■ Problem statement
Write out the full listing exactly as given, minus the images.

**** Data for processing

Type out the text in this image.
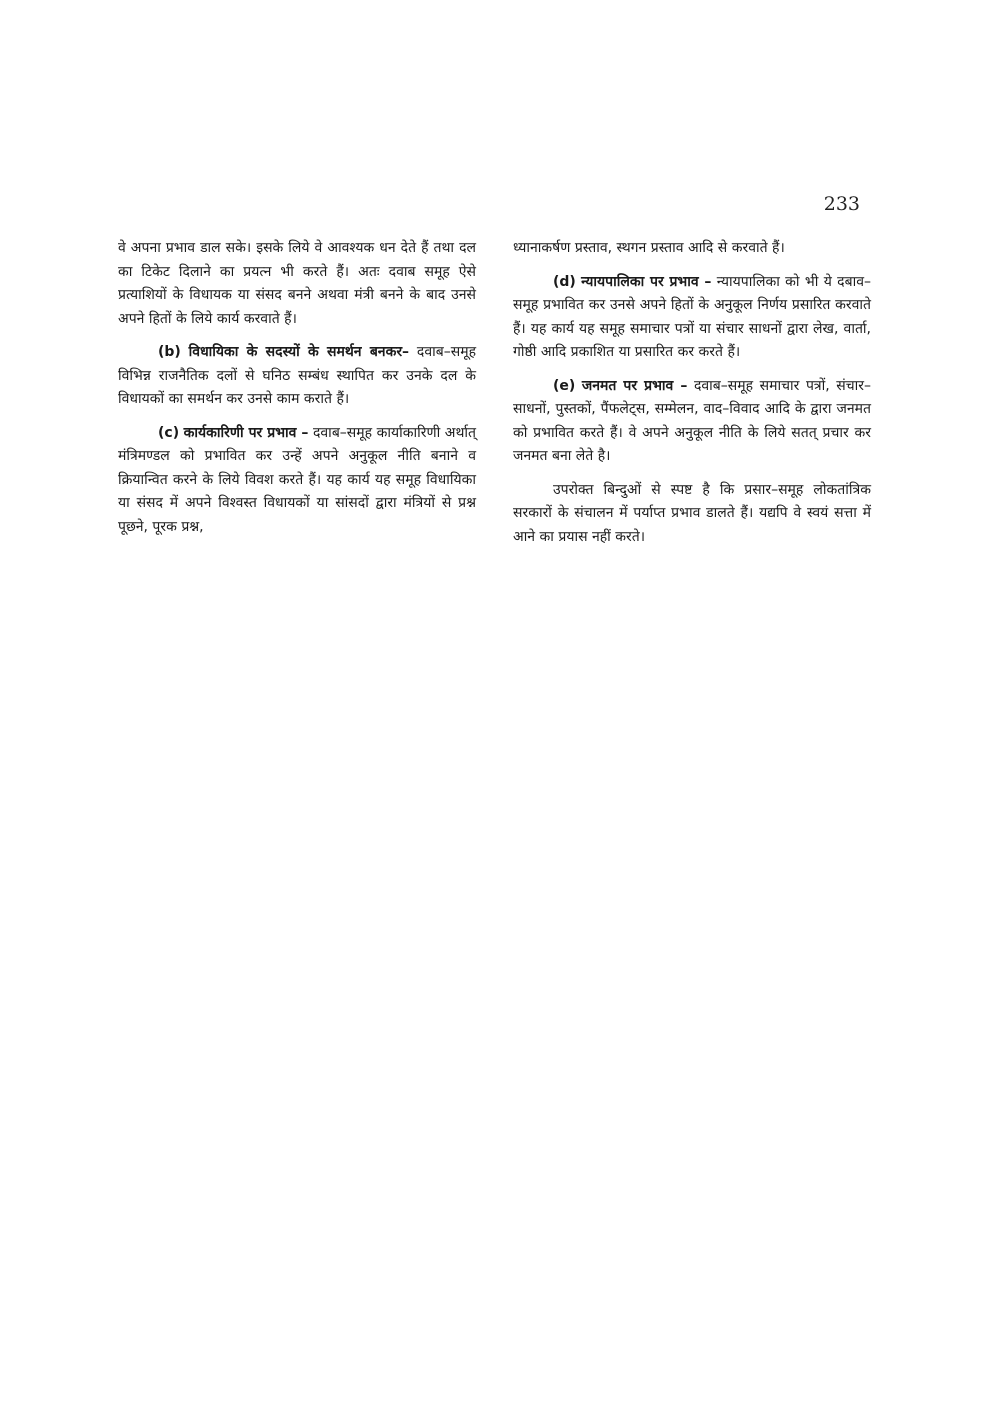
233

वे अपना प्रभाव डाल सके। इसके लिये वे आवश्यक धन देते हैं तथा दल का टिकेट दिलाने का प्रयत्न भी करते हैं। अतः दवाब समूह ऐसे प्रत्याशियों के विधायक या संसद बनने अथवा मंत्री बनने के बाद उनसे अपने हितों के लिये कार्य करवाते हैं।

(b) विधायिका के सदस्यों के समर्थन बनकर– दवाब–समूह विभिन्न राजनैतिक दलों से घनिठ सम्बंध स्थापित कर उनके दल के विधायकों का समर्थन कर उनसे काम कराते हैं।

(c) कार्यकारिणी पर प्रभाव – दवाब–समूह कार्याकारिणी अर्थात् मंत्रिमण्डल को प्रभावित कर उन्हें अपने अनुकूल नीति बनाने व क्रियान्वित करने के लिये विवश करते हैं। यह कार्य यह समूह विधायिका या संसद में अपने विश्वस्त विधायकों या सांसदों द्वारा मंत्रियों से प्रश्न पूछने, पूरक प्रश्न,

ध्यानाकर्षण प्रस्ताव, स्थगन प्रस्ताव आदि से करवाते हैं।

(d) न्यायपालिका पर प्रभाव – न्यायपालिका को भी ये दबाव–समूह प्रभावित कर उनसे अपने हितों के अनुकूल निर्णय प्रसारित करवाते हैं। यह कार्य यह समूह समाचार पत्रों या संचार साधनों द्वारा लेख, वार्ता, गोष्ठी आदि प्रकाशित या प्रसारित कर करते हैं।

(e) जनमत पर प्रभाव – दवाब–समूह समाचार पत्रों, संचार–साधनों, पुस्तकों, पैंफलेट्स, सम्मेलन, वाद–विवाद आदि के द्वारा जनमत को प्रभावित करते हैं। वे अपने अनुकूल नीति के लिये सतत् प्रचार कर जनमत बना लेते है।

उपरोक्त बिन्दुओं से स्पष्ट है कि प्रसार–समूह लोकतांत्रिक सरकारों के संचालन में पर्याप्त प्रभाव डालते हैं। यद्यपि वे स्वयं सत्ता में आने का प्रयास नहीं करते।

********

■ Response for this exercise
Type out the text in this image.
233

वे अपना प्रभाव डाल सके। इसके लिये वे आवश्यक धन देते हैं तथा दल का टिकेट दिलाने का प्रयत्न भी करते हैं। अतः दवाब समूह ऐसे प्रत्याशियों के विधायक या संसद बनने अथवा मंत्री बनने के बाद उनसे अपने हितों के लिये कार्य करवाते हैं।

(b) विधायिका के सदस्यों के समर्थन बनकर– दवाब–समूह विभिन्न राजनैतिक दलों से घनिठ सम्बंध स्थापित कर उनके दल के विधायकों का समर्थन कर उनसे काम कराते हैं।

(c) कार्यकारिणी पर प्रभाव – दवाब–समूह कार्याकारिणी अर्थात् मंत्रिमण्डल को प्रभावित कर उन्हें अपने अनुकूल नीति बनाने व क्रियान्वित करने के लिये विवश करते हैं। यह कार्य यह समूह विधायिका या संसद में अपने विश्वस्त विधायकों या सांसदों द्वारा मंत्रियों से प्रश्न पूछने, पूरक प्रश्न,

ध्यानाकर्षण प्रस्ताव, स्थगन प्रस्ताव आदि से करवाते हैं।

(d) न्यायपालिका पर प्रभाव – न्यायपालिका को भी ये दबाव–समूह प्रभावित कर उनसे अपने हितों के अनुकूल निर्णय प्रसारित करवाते हैं। यह कार्य यह समूह समाचार पत्रों या संचार साधनों द्वारा लेख, वार्ता, गोष्ठी आदि प्रकाशित या प्रसारित कर करते हैं।

(e) जनमत पर प्रभाव – दवाब–समूह समाचार पत्रों, संचार–साधनों, पुस्तकों, पैंफलेट्स, सम्मेलन, वाद–विवाद आदि के द्वारा जनमत को प्रभावित करते हैं। वे अपने अनुकूल नीति के लिये सतत् प्रचार कर जनमत बना लेते है।

उपरोक्त बिन्दुओं से स्पष्ट है कि प्रसार–समूह लोकतांत्रिक सरकारों के संचालन में पर्याप्त प्रभाव डालते हैं। यद्यपि वे स्वयं सत्ता में आने का प्रयास नहीं करते।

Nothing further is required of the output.